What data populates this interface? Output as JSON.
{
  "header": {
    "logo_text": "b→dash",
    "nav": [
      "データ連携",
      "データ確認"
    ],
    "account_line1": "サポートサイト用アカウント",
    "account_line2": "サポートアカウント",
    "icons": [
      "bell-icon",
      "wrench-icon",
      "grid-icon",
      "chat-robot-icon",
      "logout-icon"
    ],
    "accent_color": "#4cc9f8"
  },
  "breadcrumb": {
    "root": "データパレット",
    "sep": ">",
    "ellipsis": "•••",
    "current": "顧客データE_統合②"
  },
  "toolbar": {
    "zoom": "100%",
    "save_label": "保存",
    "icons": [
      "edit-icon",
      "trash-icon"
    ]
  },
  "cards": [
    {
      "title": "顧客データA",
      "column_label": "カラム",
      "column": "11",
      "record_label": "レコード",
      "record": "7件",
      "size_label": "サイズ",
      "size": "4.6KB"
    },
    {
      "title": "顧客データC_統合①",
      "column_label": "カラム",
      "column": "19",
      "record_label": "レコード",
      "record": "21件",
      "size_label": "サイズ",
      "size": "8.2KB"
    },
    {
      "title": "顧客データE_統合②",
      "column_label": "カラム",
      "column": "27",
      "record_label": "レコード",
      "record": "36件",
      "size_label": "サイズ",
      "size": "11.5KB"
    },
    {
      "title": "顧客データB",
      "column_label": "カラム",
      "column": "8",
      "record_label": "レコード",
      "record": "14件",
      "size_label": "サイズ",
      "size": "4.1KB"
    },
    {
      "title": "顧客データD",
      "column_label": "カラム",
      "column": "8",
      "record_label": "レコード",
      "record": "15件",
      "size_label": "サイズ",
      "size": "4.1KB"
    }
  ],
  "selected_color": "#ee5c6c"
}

---

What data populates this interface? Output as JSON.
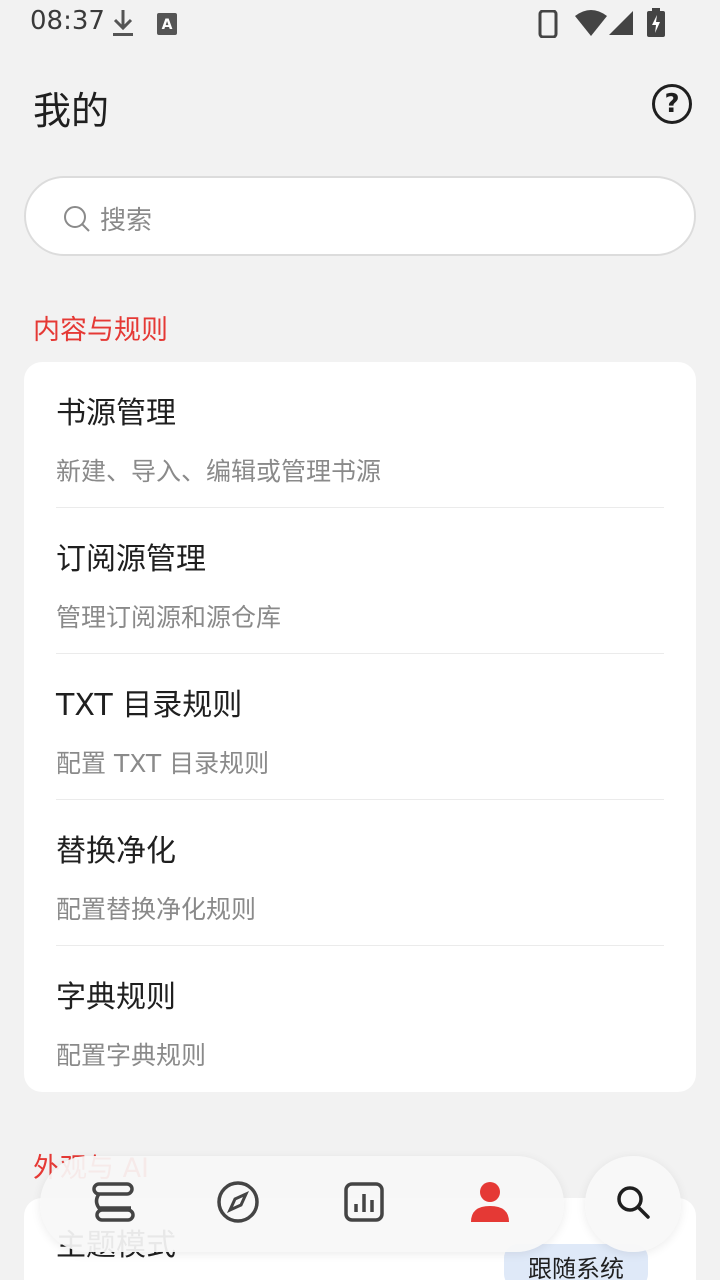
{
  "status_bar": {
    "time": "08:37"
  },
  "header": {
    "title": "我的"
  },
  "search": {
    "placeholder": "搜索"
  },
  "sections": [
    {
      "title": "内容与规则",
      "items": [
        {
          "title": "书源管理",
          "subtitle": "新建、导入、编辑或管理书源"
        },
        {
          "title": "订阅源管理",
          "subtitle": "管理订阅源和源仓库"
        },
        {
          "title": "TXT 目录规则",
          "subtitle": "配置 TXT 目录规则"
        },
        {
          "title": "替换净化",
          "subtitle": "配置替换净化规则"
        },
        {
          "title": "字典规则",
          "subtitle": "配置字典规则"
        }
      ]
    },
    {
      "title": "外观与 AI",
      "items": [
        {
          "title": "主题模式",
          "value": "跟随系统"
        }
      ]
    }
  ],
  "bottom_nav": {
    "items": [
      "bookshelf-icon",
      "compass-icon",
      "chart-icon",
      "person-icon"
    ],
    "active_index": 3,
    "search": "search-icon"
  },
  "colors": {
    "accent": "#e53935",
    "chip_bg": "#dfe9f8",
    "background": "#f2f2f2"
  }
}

▸ **SET TASK**
Go through the material above and copy each line that has the word "subtitle".

▸ **SOLVED EXERCISE**
          "subtitle": "新建、导入、编辑或管理书源"
          "subtitle": "管理订阅源和源仓库"
          "subtitle": "配置 TXT 目录规则"
          "subtitle": "配置替换净化规则"
          "subtitle": "配置字典规则"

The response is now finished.